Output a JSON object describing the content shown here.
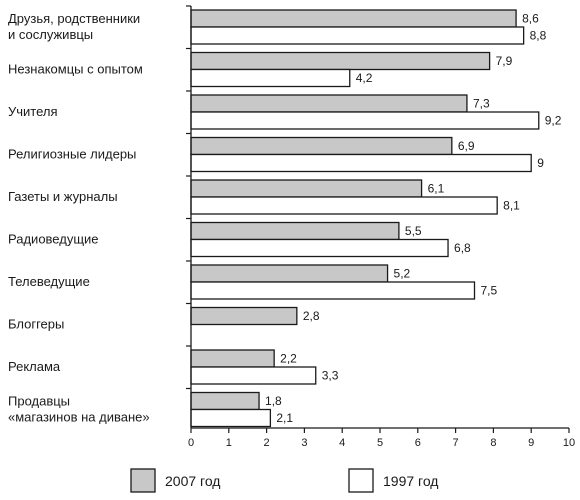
{
  "chart_data": {
    "type": "bar",
    "orientation": "horizontal",
    "categories": [
      [
        "Друзья, родственники",
        "и сослуживцы"
      ],
      [
        "Незнакомцы с опытом"
      ],
      [
        "Учителя"
      ],
      [
        "Религиозные лидеры"
      ],
      [
        "Газеты и журналы"
      ],
      [
        "Радиоведущие"
      ],
      [
        "Телеведущие"
      ],
      [
        "Блоггеры"
      ],
      [
        "Реклама"
      ],
      [
        "Продавцы",
        "«магазинов на диване»"
      ]
    ],
    "series": [
      {
        "name": "2007 год",
        "color": "#c8c8c8",
        "values": [
          8.6,
          7.9,
          7.3,
          6.9,
          6.1,
          5.5,
          5.2,
          2.8,
          2.2,
          1.8
        ],
        "labels": [
          "8,6",
          "7,9",
          "7,3",
          "6,9",
          "6,1",
          "5,5",
          "5,2",
          "2,8",
          "2,2",
          "1,8"
        ]
      },
      {
        "name": "1997 год",
        "color": "#ffffff",
        "values": [
          8.8,
          4.2,
          9.2,
          9,
          8.1,
          6.8,
          7.5,
          null,
          3.3,
          2.1
        ],
        "labels": [
          "8,8",
          "4,2",
          "9,2",
          "9",
          "8,1",
          "6,8",
          "7,5",
          "",
          "3,3",
          "2,1"
        ]
      }
    ],
    "x_ticks": [
      "0",
      "1",
      "2",
      "3",
      "4",
      "5",
      "6",
      "7",
      "8",
      "9",
      "10"
    ],
    "xlim": [
      0,
      10
    ],
    "grid": false,
    "legend_position": "bottom",
    "title": "",
    "xlabel": "",
    "ylabel": ""
  }
}
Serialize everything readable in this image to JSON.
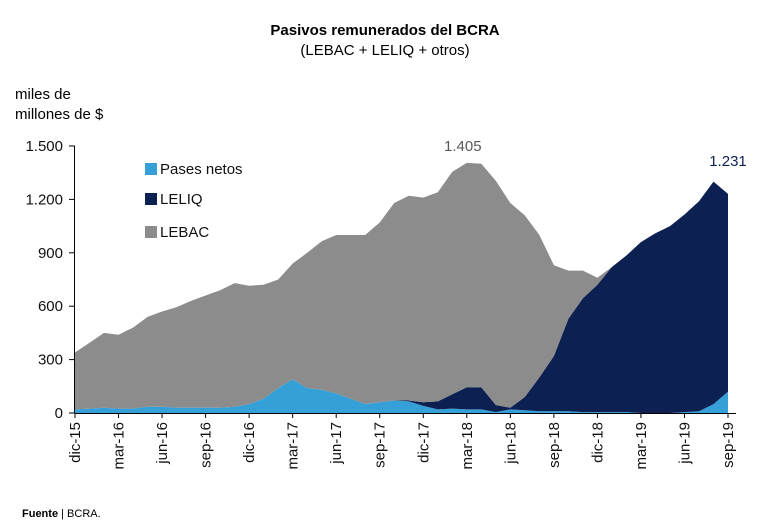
{
  "chart_data": {
    "type": "area",
    "stacked": true,
    "title": "Pasivos remunerados del BCRA",
    "subtitle": "(LEBAC + LELIQ + otros)",
    "ylabel_line1": "miles de",
    "ylabel_line2": "millones de $",
    "ylim": [
      0,
      1500
    ],
    "yticks": [
      0,
      300,
      600,
      900,
      1200,
      1500
    ],
    "ytick_labels": [
      "0",
      "300",
      "600",
      "900",
      "1.200",
      "1.500"
    ],
    "xtick_labels": [
      "dic-15",
      "mar-16",
      "jun-16",
      "sep-16",
      "dic-16",
      "mar-17",
      "jun-17",
      "sep-17",
      "dic-17",
      "mar-18",
      "jun-18",
      "sep-18",
      "dic-18",
      "mar-19",
      "jun-19",
      "sep-19"
    ],
    "legend_position": "top-left",
    "x": [
      "dic-15",
      "ene-16",
      "feb-16",
      "mar-16",
      "abr-16",
      "may-16",
      "jun-16",
      "jul-16",
      "ago-16",
      "sep-16",
      "oct-16",
      "nov-16",
      "dic-16",
      "ene-17",
      "feb-17",
      "mar-17",
      "abr-17",
      "may-17",
      "jun-17",
      "jul-17",
      "ago-17",
      "sep-17",
      "oct-17",
      "nov-17",
      "dic-17",
      "ene-18",
      "feb-18",
      "mar-18",
      "abr-18",
      "may-18",
      "jun-18",
      "jul-18",
      "ago-18",
      "sep-18",
      "oct-18",
      "nov-18",
      "dic-18",
      "ene-19",
      "feb-19",
      "mar-19",
      "abr-19",
      "may-19",
      "jun-19",
      "jul-19",
      "ago-19",
      "sep-19"
    ],
    "series": [
      {
        "name": "Pases netos",
        "color": "#35a0d8",
        "values": [
          20,
          25,
          30,
          25,
          25,
          35,
          35,
          30,
          30,
          30,
          30,
          35,
          50,
          80,
          140,
          190,
          140,
          130,
          110,
          80,
          50,
          60,
          70,
          65,
          40,
          20,
          25,
          20,
          20,
          5,
          20,
          15,
          10,
          10,
          10,
          5,
          5,
          5,
          5,
          0,
          0,
          0,
          5,
          10,
          50,
          120
        ]
      },
      {
        "name": "LELIQ",
        "color": "#0d2052",
        "values": [
          0,
          0,
          0,
          0,
          0,
          0,
          0,
          0,
          0,
          0,
          0,
          0,
          0,
          0,
          0,
          0,
          0,
          0,
          0,
          0,
          0,
          0,
          0,
          5,
          20,
          45,
          80,
          125,
          125,
          40,
          10,
          75,
          190,
          310,
          520,
          640,
          715,
          815,
          880,
          960,
          1010,
          1050,
          1110,
          1180,
          1250,
          1111
        ]
      },
      {
        "name": "LEBAC",
        "color": "#8c8c8c",
        "values": [
          320,
          370,
          420,
          415,
          455,
          505,
          535,
          565,
          600,
          630,
          660,
          695,
          665,
          640,
          610,
          650,
          760,
          835,
          890,
          920,
          950,
          1010,
          1110,
          1150,
          1150,
          1175,
          1250,
          1260,
          1255,
          1260,
          1150,
          1020,
          800,
          510,
          270,
          155,
          40,
          0,
          0,
          0,
          0,
          0,
          0,
          0,
          0,
          0
        ]
      }
    ],
    "annotations": [
      {
        "text": "1.405",
        "x": "mar-18",
        "y": 1405,
        "color": "#595959"
      },
      {
        "text": "1.231",
        "x": "sep-19",
        "y": 1231,
        "color": "#0d2052"
      }
    ]
  },
  "source": {
    "label": "Fuente",
    "separator": " | ",
    "text": "BCRA."
  }
}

────────

• Work instructions: Give the data above again in full and unchanged, skipping the pictures.

• Answer to this exercise:
Output a JSON object describing the content shown here.
{
  "chart_data": {
    "type": "bar",
    "orientation": "horizontal",
    "categories": [
      [
        "Друзья, родственники",
        "и сослуживцы"
      ],
      [
        "Незнакомцы с опытом"
      ],
      [
        "Учителя"
      ],
      [
        "Религиозные лидеры"
      ],
      [
        "Газеты и журналы"
      ],
      [
        "Радиоведущие"
      ],
      [
        "Телеведущие"
      ],
      [
        "Блоггеры"
      ],
      [
        "Реклама"
      ],
      [
        "Продавцы",
        "«магазинов на диване»"
      ]
    ],
    "series": [
      {
        "name": "2007 год",
        "color": "#c8c8c8",
        "values": [
          8.6,
          7.9,
          7.3,
          6.9,
          6.1,
          5.5,
          5.2,
          2.8,
          2.2,
          1.8
        ],
        "labels": [
          "8,6",
          "7,9",
          "7,3",
          "6,9",
          "6,1",
          "5,5",
          "5,2",
          "2,8",
          "2,2",
          "1,8"
        ]
      },
      {
        "name": "1997 год",
        "color": "#ffffff",
        "values": [
          8.8,
          4.2,
          9.2,
          9,
          8.1,
          6.8,
          7.5,
          null,
          3.3,
          2.1
        ],
        "labels": [
          "8,8",
          "4,2",
          "9,2",
          "9",
          "8,1",
          "6,8",
          "7,5",
          "",
          "3,3",
          "2,1"
        ]
      }
    ],
    "x_ticks": [
      "0",
      "1",
      "2",
      "3",
      "4",
      "5",
      "6",
      "7",
      "8",
      "9",
      "10"
    ],
    "xlim": [
      0,
      10
    ],
    "grid": false,
    "legend_position": "bottom",
    "title": "",
    "xlabel": "",
    "ylabel": ""
  }
}
Serialize everything readable in this image to JSON.
{
  "chart_data": {
    "type": "area",
    "stacked": true,
    "title": "Pasivos remunerados del BCRA",
    "subtitle": "(LEBAC + LELIQ + otros)",
    "ylabel_line1": "miles de",
    "ylabel_line2": "millones de $",
    "ylim": [
      0,
      1500
    ],
    "yticks": [
      0,
      300,
      600,
      900,
      1200,
      1500
    ],
    "ytick_labels": [
      "0",
      "300",
      "600",
      "900",
      "1.200",
      "1.500"
    ],
    "xtick_labels": [
      "dic-15",
      "mar-16",
      "jun-16",
      "sep-16",
      "dic-16",
      "mar-17",
      "jun-17",
      "sep-17",
      "dic-17",
      "mar-18",
      "jun-18",
      "sep-18",
      "dic-18",
      "mar-19",
      "jun-19",
      "sep-19"
    ],
    "legend_position": "top-left",
    "x": [
      "dic-15",
      "ene-16",
      "feb-16",
      "mar-16",
      "abr-16",
      "may-16",
      "jun-16",
      "jul-16",
      "ago-16",
      "sep-16",
      "oct-16",
      "nov-16",
      "dic-16",
      "ene-17",
      "feb-17",
      "mar-17",
      "abr-17",
      "may-17",
      "jun-17",
      "jul-17",
      "ago-17",
      "sep-17",
      "oct-17",
      "nov-17",
      "dic-17",
      "ene-18",
      "feb-18",
      "mar-18",
      "abr-18",
      "may-18",
      "jun-18",
      "jul-18",
      "ago-18",
      "sep-18",
      "oct-18",
      "nov-18",
      "dic-18",
      "ene-19",
      "feb-19",
      "mar-19",
      "abr-19",
      "may-19",
      "jun-19",
      "jul-19",
      "ago-19",
      "sep-19"
    ],
    "series": [
      {
        "name": "Pases netos",
        "color": "#35a0d8",
        "values": [
          20,
          25,
          30,
          25,
          25,
          35,
          35,
          30,
          30,
          30,
          30,
          35,
          50,
          80,
          140,
          190,
          140,
          130,
          110,
          80,
          50,
          60,
          70,
          65,
          40,
          20,
          25,
          20,
          20,
          5,
          20,
          15,
          10,
          10,
          10,
          5,
          5,
          5,
          5,
          0,
          0,
          0,
          5,
          10,
          50,
          120
        ]
      },
      {
        "name": "LELIQ",
        "color": "#0d2052",
        "values": [
          0,
          0,
          0,
          0,
          0,
          0,
          0,
          0,
          0,
          0,
          0,
          0,
          0,
          0,
          0,
          0,
          0,
          0,
          0,
          0,
          0,
          0,
          0,
          5,
          20,
          45,
          80,
          125,
          125,
          40,
          10,
          75,
          190,
          310,
          520,
          640,
          715,
          815,
          880,
          960,
          1010,
          1050,
          1110,
          1180,
          1250,
          1111
        ]
      },
      {
        "name": "LEBAC",
        "color": "#8c8c8c",
        "values": [
          320,
          370,
          420,
          415,
          455,
          505,
          535,
          565,
          600,
          630,
          660,
          695,
          665,
          640,
          610,
          650,
          760,
          835,
          890,
          920,
          950,
          1010,
          1110,
          1150,
          1150,
          1175,
          1250,
          1260,
          1255,
          1260,
          1150,
          1020,
          800,
          510,
          270,
          155,
          40,
          0,
          0,
          0,
          0,
          0,
          0,
          0,
          0,
          0
        ]
      }
    ],
    "annotations": [
      {
        "text": "1.405",
        "x": "mar-18",
        "y": 1405,
        "color": "#595959"
      },
      {
        "text": "1.231",
        "x": "sep-19",
        "y": 1231,
        "color": "#0d2052"
      }
    ]
  },
  "source": {
    "label": "Fuente",
    "separator": " | ",
    "text": "BCRA."
  }
}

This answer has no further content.